**Exercise**: Show each line below that contains the string "button", matching case exactly.

**Extracted data**:
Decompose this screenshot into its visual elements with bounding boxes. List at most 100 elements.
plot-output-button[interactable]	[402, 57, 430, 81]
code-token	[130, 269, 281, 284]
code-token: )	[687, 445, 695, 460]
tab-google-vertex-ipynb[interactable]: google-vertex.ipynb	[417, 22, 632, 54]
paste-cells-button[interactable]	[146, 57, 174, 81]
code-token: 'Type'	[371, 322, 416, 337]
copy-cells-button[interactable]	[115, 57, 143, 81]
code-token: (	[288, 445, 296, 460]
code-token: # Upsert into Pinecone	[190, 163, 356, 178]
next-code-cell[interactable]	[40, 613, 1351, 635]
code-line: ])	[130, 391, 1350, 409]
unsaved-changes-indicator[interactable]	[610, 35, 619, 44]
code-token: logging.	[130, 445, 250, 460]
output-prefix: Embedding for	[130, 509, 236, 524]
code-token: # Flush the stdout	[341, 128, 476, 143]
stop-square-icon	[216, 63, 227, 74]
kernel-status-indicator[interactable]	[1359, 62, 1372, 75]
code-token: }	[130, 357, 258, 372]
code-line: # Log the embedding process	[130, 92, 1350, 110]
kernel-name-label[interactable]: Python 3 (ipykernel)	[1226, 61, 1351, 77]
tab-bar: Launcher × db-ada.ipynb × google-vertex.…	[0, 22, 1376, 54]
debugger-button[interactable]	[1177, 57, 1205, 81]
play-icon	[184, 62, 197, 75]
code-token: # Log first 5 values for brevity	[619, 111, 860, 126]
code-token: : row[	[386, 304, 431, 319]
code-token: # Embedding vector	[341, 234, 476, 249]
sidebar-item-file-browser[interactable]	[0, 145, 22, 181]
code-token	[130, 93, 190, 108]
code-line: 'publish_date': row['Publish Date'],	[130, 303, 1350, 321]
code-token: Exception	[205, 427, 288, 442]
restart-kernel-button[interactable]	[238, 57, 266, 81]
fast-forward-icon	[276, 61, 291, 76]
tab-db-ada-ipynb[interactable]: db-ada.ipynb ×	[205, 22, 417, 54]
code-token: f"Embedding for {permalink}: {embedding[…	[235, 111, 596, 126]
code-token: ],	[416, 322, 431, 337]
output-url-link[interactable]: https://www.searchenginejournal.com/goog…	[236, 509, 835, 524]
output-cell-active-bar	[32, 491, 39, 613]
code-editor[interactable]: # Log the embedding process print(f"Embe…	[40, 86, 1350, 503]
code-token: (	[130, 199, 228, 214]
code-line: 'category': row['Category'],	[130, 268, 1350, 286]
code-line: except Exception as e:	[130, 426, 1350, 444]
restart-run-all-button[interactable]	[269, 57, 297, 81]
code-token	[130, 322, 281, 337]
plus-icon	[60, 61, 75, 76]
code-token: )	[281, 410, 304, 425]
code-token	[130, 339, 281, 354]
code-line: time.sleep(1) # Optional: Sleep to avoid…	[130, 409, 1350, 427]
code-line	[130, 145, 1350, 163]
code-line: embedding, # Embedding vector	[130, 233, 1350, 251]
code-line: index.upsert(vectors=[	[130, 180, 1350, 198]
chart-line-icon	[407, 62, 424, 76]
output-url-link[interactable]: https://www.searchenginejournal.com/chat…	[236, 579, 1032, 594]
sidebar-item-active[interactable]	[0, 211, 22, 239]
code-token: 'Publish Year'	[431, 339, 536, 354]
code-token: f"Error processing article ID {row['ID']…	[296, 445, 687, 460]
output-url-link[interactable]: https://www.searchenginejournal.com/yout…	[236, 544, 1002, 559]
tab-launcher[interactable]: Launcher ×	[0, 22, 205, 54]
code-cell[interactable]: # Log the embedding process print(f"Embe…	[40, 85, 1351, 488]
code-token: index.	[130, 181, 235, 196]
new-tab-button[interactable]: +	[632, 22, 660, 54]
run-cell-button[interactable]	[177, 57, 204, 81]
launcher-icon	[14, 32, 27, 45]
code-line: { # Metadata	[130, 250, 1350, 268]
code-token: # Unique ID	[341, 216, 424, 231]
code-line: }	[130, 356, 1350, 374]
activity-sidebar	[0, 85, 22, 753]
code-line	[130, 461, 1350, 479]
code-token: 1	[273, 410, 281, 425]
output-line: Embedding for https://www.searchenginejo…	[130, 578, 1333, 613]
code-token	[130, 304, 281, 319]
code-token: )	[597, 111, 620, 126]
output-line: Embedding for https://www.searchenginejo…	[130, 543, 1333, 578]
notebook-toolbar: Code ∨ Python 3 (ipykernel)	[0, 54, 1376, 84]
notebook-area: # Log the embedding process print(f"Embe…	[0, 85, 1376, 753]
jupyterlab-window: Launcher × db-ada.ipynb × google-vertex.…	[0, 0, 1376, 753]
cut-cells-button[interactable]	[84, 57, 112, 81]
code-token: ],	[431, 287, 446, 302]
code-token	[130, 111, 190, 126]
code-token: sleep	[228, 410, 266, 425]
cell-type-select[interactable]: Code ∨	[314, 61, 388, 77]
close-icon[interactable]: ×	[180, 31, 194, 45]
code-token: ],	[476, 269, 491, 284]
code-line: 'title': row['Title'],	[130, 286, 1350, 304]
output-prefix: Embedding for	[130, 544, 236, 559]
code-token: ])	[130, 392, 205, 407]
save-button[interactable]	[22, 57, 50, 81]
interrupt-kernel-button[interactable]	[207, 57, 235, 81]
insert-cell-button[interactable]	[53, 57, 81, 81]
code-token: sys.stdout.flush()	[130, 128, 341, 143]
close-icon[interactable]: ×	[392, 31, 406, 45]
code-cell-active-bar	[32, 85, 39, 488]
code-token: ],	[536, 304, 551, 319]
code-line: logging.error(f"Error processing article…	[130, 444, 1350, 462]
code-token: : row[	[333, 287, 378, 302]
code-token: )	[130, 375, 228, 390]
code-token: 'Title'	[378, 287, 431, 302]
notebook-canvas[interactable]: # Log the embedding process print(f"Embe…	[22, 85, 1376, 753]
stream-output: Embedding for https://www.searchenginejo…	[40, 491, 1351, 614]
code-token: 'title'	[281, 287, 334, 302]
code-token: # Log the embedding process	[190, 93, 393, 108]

**Written response**:
plot-output-button[interactable]	[402, 57, 430, 81]
paste-cells-button[interactable]	[146, 57, 174, 81]
copy-cells-button[interactable]	[115, 57, 143, 81]
debugger-button[interactable]	[1177, 57, 1205, 81]
restart-kernel-button[interactable]	[238, 57, 266, 81]
restart-run-all-button[interactable]	[269, 57, 297, 81]
new-tab-button[interactable]: +	[632, 22, 660, 54]
run-cell-button[interactable]	[177, 57, 204, 81]
cut-cells-button[interactable]	[84, 57, 112, 81]
save-button[interactable]	[22, 57, 50, 81]
interrupt-kernel-button[interactable]	[207, 57, 235, 81]
insert-cell-button[interactable]	[53, 57, 81, 81]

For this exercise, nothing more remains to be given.